GIVEN TASK
Filter the listing below, copying every line in which the word "education" appears.

MATERIAL FOR THIS TASK
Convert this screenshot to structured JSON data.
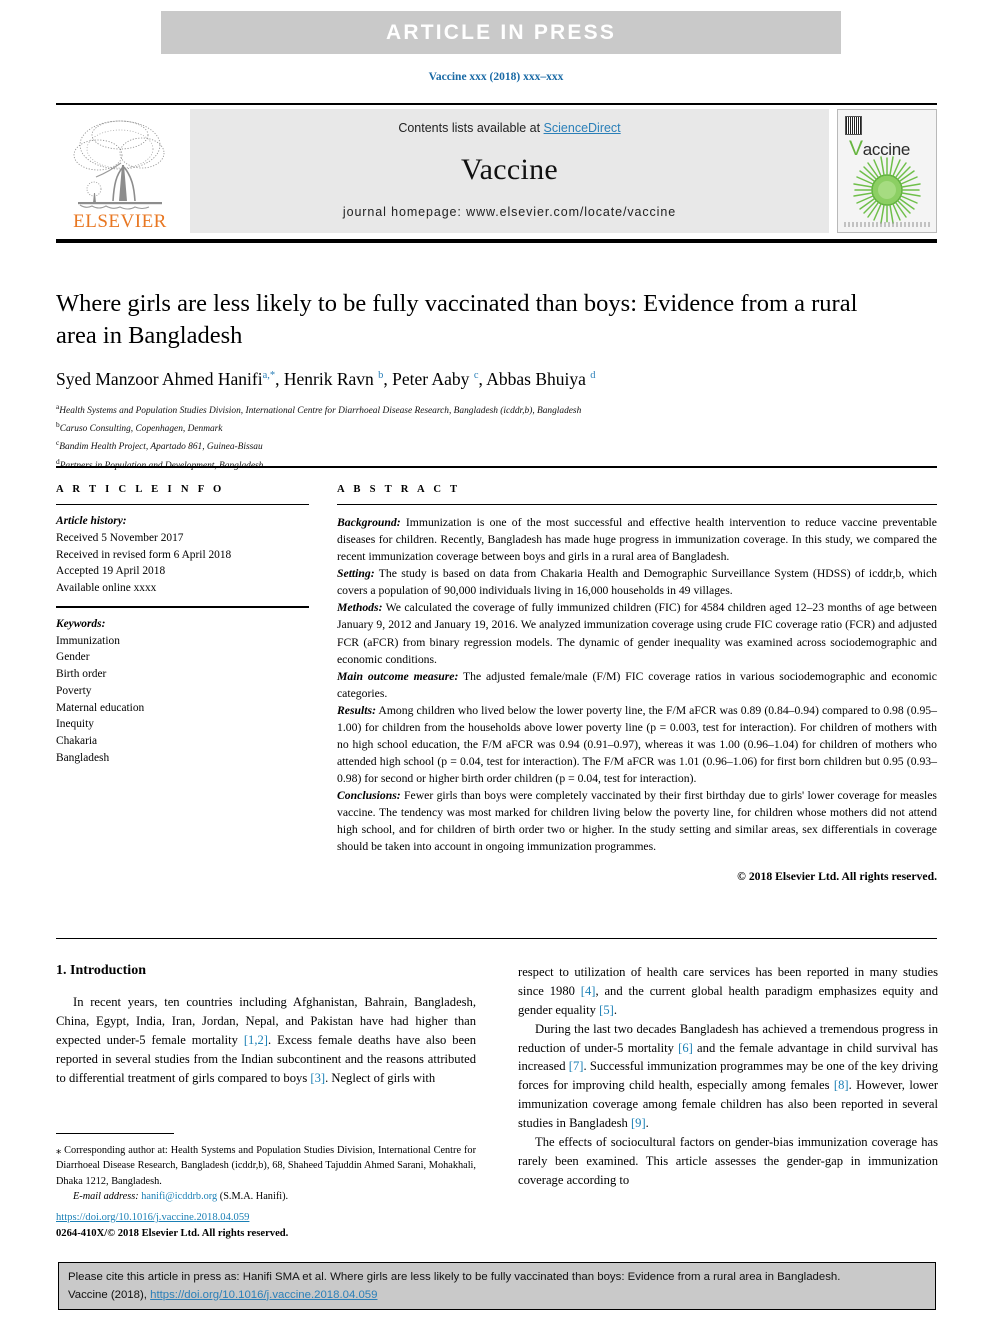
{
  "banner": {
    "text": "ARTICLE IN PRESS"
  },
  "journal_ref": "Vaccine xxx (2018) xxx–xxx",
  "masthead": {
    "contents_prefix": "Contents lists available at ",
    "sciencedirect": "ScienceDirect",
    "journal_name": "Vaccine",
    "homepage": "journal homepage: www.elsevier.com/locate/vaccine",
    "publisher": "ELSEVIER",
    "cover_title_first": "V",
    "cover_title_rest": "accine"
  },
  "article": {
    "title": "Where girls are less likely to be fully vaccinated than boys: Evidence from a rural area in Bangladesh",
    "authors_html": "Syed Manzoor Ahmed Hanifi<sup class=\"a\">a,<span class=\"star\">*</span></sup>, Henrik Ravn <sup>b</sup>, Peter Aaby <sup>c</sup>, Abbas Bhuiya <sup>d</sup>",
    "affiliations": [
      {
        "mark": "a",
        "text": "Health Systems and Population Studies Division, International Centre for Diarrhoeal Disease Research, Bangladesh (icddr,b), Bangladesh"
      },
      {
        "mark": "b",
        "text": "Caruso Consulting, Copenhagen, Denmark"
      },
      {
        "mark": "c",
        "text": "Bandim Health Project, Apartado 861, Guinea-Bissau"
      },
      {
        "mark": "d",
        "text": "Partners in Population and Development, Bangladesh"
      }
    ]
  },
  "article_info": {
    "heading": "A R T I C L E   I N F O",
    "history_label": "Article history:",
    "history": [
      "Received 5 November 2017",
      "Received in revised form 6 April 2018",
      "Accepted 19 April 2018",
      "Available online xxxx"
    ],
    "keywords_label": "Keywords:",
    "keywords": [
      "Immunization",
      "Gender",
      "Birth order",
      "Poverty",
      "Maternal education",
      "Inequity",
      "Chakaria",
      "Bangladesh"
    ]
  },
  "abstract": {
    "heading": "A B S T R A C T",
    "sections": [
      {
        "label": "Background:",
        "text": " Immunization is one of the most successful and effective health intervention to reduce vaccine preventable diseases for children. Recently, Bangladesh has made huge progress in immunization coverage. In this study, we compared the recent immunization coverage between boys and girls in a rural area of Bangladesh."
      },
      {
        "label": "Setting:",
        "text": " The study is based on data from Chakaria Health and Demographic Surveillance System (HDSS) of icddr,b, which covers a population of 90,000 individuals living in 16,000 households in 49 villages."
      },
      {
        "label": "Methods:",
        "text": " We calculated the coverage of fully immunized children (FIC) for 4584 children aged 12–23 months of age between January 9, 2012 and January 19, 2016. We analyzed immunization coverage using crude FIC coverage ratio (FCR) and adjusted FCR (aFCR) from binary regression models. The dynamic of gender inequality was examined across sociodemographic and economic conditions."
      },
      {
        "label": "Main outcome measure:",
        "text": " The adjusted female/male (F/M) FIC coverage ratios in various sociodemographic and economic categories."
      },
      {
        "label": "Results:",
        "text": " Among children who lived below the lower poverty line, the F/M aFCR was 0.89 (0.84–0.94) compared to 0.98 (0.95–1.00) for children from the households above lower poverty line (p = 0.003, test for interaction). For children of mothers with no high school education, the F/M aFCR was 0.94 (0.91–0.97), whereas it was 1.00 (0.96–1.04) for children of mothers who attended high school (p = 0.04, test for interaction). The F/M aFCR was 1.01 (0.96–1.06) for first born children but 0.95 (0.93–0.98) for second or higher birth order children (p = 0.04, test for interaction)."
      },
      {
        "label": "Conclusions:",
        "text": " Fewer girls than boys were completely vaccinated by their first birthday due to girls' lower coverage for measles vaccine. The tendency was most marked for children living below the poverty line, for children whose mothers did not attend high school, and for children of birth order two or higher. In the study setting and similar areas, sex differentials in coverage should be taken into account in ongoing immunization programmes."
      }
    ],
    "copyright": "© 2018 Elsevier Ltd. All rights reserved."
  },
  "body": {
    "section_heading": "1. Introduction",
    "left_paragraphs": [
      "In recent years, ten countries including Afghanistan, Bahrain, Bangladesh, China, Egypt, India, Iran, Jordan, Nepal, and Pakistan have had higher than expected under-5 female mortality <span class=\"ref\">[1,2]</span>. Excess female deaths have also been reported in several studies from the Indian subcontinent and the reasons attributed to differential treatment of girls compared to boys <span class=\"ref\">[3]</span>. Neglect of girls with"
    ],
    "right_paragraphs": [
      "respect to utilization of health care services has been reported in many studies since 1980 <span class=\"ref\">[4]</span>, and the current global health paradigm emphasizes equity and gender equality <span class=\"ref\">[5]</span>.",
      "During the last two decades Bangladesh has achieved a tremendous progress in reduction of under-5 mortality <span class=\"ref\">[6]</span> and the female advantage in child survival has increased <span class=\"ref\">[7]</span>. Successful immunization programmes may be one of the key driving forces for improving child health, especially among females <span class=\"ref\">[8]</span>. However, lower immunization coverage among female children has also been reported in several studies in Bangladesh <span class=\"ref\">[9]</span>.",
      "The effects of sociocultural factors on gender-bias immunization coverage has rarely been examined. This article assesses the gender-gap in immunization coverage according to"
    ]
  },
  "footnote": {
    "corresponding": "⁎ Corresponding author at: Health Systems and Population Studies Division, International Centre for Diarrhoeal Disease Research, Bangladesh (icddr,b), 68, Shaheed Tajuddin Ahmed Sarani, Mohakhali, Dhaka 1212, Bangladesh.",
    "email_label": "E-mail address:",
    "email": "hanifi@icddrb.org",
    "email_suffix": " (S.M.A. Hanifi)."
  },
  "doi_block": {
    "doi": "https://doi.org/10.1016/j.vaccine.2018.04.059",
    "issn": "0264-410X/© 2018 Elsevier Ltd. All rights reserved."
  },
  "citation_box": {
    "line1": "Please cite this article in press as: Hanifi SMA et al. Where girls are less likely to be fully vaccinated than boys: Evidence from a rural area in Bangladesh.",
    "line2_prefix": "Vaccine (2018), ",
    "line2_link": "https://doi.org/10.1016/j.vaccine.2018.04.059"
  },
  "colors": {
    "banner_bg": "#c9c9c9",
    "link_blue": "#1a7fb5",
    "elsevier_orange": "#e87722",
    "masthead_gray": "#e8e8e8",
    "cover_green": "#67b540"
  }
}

REPLY
      "Maternal education",
        "text": " Among children who lived below the lower poverty line, the F/M aFCR was 0.89 (0.84–0.94) compared to 0.98 (0.95–1.00) for children from the households above lower poverty line (p = 0.003, test for interaction). For children of mothers with no high school education, the F/M aFCR was 0.94 (0.91–0.97), whereas it was 1.00 (0.96–1.04) for children of mothers who attended high school (p = 0.04, test for interaction). The F/M aFCR was 1.01 (0.96–1.06) for first born children but 0.95 (0.93–0.98) for second or higher birth order children (p = 0.04, test for interaction)."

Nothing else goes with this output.